Written request: Would you write out the listing verbatim and skip every picture in it?

Data for the task:

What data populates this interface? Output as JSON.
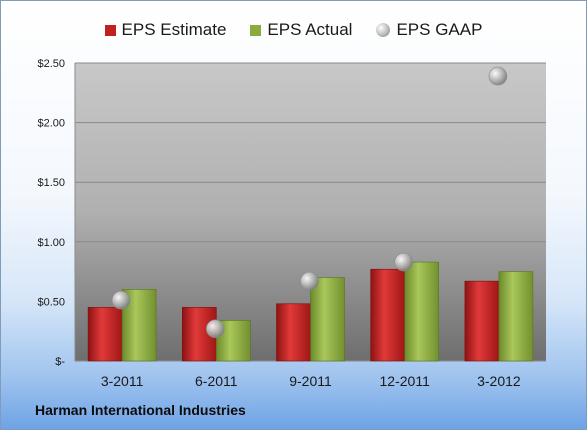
{
  "chart_data": {
    "type": "bar",
    "title": "",
    "xlabel": "",
    "ylabel": "",
    "categories": [
      "3-2011",
      "6-2011",
      "9-2011",
      "12-2011",
      "3-2012"
    ],
    "series": [
      {
        "name": "EPS Estimate",
        "kind": "bar",
        "color": "#c0201f",
        "values": [
          0.45,
          0.45,
          0.48,
          0.77,
          0.67
        ]
      },
      {
        "name": "EPS Actual",
        "kind": "bar",
        "color": "#8cab3f",
        "values": [
          0.6,
          0.34,
          0.7,
          0.83,
          0.75
        ]
      },
      {
        "name": "EPS GAAP",
        "kind": "marker",
        "color": "#a9a9a9",
        "values": [
          0.51,
          0.27,
          0.67,
          0.83,
          2.39
        ]
      }
    ],
    "ylim": [
      0,
      2.5
    ],
    "yticks": [
      0,
      0.5,
      1.0,
      1.5,
      2.0,
      2.5
    ],
    "ytick_labels": [
      "$-",
      "$0.50",
      "$1.00",
      "$1.50",
      "$2.00",
      "$2.50"
    ],
    "grid": true,
    "legend_position": "top"
  },
  "footer": {
    "company": "Harman International Industries"
  }
}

Response to this exercise:
What data populates this interface? Output as JSON.
{
  "chart_data": {
    "type": "bar",
    "title": "",
    "xlabel": "",
    "ylabel": "",
    "categories": [
      "3-2011",
      "6-2011",
      "9-2011",
      "12-2011",
      "3-2012"
    ],
    "series": [
      {
        "name": "EPS Estimate",
        "kind": "bar",
        "color": "#c0201f",
        "values": [
          0.45,
          0.45,
          0.48,
          0.77,
          0.67
        ]
      },
      {
        "name": "EPS Actual",
        "kind": "bar",
        "color": "#8cab3f",
        "values": [
          0.6,
          0.34,
          0.7,
          0.83,
          0.75
        ]
      },
      {
        "name": "EPS GAAP",
        "kind": "marker",
        "color": "#a9a9a9",
        "values": [
          0.51,
          0.27,
          0.67,
          0.83,
          2.39
        ]
      }
    ],
    "ylim": [
      0,
      2.5
    ],
    "yticks": [
      0,
      0.5,
      1.0,
      1.5,
      2.0,
      2.5
    ],
    "ytick_labels": [
      "$-",
      "$0.50",
      "$1.00",
      "$1.50",
      "$2.00",
      "$2.50"
    ],
    "grid": true,
    "legend_position": "top"
  },
  "footer": {
    "company": "Harman International Industries"
  }
}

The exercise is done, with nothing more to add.